(Collected data)
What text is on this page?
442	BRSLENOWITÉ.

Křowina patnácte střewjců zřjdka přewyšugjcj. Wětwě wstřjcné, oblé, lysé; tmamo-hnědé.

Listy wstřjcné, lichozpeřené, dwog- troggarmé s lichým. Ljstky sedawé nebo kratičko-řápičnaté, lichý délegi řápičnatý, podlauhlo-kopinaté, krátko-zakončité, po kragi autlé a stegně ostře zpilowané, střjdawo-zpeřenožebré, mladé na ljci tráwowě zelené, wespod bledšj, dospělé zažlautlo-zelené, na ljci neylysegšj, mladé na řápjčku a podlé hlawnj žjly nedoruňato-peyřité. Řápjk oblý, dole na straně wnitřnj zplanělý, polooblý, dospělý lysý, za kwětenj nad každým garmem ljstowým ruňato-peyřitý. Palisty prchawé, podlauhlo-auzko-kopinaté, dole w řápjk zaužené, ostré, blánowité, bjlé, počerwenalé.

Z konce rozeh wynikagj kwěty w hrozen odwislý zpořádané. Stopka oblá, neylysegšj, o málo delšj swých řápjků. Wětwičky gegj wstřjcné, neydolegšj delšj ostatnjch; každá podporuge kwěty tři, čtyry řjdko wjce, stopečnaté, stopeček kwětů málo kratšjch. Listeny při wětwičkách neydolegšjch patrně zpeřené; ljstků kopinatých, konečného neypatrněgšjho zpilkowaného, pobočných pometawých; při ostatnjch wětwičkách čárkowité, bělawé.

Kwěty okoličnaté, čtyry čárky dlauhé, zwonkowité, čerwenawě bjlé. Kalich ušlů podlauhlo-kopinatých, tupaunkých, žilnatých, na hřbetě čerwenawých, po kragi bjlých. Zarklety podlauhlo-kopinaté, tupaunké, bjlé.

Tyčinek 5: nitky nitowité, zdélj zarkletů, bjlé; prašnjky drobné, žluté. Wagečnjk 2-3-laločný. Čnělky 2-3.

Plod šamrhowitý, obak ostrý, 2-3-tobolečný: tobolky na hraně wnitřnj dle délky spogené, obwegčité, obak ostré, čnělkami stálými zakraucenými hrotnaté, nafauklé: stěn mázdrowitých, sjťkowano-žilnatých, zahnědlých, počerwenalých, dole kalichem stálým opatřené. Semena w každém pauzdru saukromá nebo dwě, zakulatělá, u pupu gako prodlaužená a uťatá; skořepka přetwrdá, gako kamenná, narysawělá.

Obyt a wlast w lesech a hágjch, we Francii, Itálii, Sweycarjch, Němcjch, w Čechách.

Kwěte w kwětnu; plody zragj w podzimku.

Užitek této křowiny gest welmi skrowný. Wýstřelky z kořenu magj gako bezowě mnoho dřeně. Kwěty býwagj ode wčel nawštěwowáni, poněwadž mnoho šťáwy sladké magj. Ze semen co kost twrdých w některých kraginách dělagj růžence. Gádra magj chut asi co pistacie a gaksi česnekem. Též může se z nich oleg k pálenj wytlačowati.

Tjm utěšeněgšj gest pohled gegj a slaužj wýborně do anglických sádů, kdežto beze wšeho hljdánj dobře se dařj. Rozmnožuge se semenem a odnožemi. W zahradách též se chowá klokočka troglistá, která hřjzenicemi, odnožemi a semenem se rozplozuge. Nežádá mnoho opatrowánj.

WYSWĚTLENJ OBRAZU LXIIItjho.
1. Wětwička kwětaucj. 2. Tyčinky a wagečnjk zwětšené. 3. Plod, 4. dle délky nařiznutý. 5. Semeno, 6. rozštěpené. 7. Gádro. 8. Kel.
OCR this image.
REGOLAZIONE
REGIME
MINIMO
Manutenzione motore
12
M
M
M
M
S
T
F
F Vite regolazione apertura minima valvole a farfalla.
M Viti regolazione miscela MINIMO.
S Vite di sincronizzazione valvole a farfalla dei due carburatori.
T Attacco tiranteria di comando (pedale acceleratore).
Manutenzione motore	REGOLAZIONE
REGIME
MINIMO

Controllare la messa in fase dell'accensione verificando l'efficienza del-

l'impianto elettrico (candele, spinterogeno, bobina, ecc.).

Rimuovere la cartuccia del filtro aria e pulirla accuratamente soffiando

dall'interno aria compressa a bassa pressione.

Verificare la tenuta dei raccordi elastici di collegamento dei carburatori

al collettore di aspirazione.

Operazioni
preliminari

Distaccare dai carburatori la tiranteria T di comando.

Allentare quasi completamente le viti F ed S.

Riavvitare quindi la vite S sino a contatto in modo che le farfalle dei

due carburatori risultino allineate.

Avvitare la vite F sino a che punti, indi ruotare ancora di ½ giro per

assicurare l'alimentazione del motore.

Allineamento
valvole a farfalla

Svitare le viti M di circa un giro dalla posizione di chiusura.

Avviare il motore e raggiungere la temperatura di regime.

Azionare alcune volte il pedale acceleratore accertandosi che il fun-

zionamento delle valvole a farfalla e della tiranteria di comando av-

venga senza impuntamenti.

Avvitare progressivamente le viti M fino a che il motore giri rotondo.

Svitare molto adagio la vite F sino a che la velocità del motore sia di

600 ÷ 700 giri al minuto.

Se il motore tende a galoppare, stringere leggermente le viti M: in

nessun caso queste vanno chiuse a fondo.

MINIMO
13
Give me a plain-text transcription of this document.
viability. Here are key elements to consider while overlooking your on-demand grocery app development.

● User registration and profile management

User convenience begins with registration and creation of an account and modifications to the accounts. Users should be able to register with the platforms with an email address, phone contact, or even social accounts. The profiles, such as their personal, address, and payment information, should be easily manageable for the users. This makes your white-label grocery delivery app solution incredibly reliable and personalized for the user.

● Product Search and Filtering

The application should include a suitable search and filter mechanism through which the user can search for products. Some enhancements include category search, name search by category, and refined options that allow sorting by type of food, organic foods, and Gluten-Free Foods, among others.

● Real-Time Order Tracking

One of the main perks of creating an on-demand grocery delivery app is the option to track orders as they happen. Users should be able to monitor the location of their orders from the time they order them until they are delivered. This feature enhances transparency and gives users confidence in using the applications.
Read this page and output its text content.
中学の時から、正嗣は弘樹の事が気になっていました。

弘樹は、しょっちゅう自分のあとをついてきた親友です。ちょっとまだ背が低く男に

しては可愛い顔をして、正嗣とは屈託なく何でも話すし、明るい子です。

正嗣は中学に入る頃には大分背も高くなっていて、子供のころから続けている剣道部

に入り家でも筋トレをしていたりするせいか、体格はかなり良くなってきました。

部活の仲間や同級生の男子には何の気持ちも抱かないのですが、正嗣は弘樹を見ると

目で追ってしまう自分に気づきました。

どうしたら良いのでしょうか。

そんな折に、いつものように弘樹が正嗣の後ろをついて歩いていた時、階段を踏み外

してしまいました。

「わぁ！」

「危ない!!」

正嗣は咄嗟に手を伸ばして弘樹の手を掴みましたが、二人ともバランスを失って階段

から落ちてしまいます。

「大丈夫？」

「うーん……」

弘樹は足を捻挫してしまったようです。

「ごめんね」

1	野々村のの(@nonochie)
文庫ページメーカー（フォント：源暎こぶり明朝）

• Exercise goal: Lines of the material that contain the word "Svitare" are to be gathered.

• Written response:
Svitare le viti M di circa un giro dalla posizione di chiusura.
Svitare molto adagio la vite F sino a che la velocità del motore sia di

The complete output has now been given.